◆ Entries taken from a collection:
-- Start --
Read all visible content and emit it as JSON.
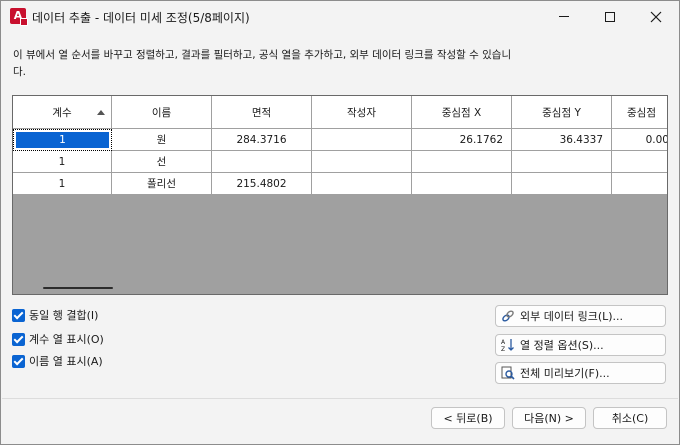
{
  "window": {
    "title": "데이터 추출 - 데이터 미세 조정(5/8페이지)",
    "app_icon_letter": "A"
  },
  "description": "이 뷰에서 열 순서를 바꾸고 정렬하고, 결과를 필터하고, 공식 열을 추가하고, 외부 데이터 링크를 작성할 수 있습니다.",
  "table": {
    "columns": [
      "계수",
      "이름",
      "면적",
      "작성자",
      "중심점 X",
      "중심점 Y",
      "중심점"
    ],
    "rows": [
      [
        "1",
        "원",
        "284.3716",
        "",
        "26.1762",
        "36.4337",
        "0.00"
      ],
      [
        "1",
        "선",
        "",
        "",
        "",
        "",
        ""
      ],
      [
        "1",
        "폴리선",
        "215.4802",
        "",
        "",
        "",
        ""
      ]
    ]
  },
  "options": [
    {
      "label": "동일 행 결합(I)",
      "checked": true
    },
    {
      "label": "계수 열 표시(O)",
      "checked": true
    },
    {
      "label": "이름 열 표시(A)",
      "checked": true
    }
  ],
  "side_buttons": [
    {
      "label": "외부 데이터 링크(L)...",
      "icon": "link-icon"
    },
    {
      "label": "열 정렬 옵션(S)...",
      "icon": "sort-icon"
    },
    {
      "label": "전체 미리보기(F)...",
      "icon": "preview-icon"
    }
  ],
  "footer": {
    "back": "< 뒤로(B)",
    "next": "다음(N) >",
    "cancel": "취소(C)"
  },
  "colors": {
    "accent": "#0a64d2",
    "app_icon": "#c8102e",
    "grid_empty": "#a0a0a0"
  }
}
-- End --
◆ Requirement: Quote every record above exactly, leaving out any pictures.

◆ Written response:
Read all visible content and emit it as JSON.
{
  "window": {
    "title": "데이터 추출 - 데이터 미세 조정(5/8페이지)",
    "app_icon_letter": "A"
  },
  "description": "이 뷰에서 열 순서를 바꾸고 정렬하고, 결과를 필터하고, 공식 열을 추가하고, 외부 데이터 링크를 작성할 수 있습니다.",
  "table": {
    "columns": [
      "계수",
      "이름",
      "면적",
      "작성자",
      "중심점 X",
      "중심점 Y",
      "중심점"
    ],
    "rows": [
      [
        "1",
        "원",
        "284.3716",
        "",
        "26.1762",
        "36.4337",
        "0.00"
      ],
      [
        "1",
        "선",
        "",
        "",
        "",
        "",
        ""
      ],
      [
        "1",
        "폴리선",
        "215.4802",
        "",
        "",
        "",
        ""
      ]
    ]
  },
  "options": [
    {
      "label": "동일 행 결합(I)",
      "checked": true
    },
    {
      "label": "계수 열 표시(O)",
      "checked": true
    },
    {
      "label": "이름 열 표시(A)",
      "checked": true
    }
  ],
  "side_buttons": [
    {
      "label": "외부 데이터 링크(L)...",
      "icon": "link-icon"
    },
    {
      "label": "열 정렬 옵션(S)...",
      "icon": "sort-icon"
    },
    {
      "label": "전체 미리보기(F)...",
      "icon": "preview-icon"
    }
  ],
  "footer": {
    "back": "< 뒤로(B)",
    "next": "다음(N) >",
    "cancel": "취소(C)"
  },
  "colors": {
    "accent": "#0a64d2",
    "app_icon": "#c8102e",
    "grid_empty": "#a0a0a0"
  }
}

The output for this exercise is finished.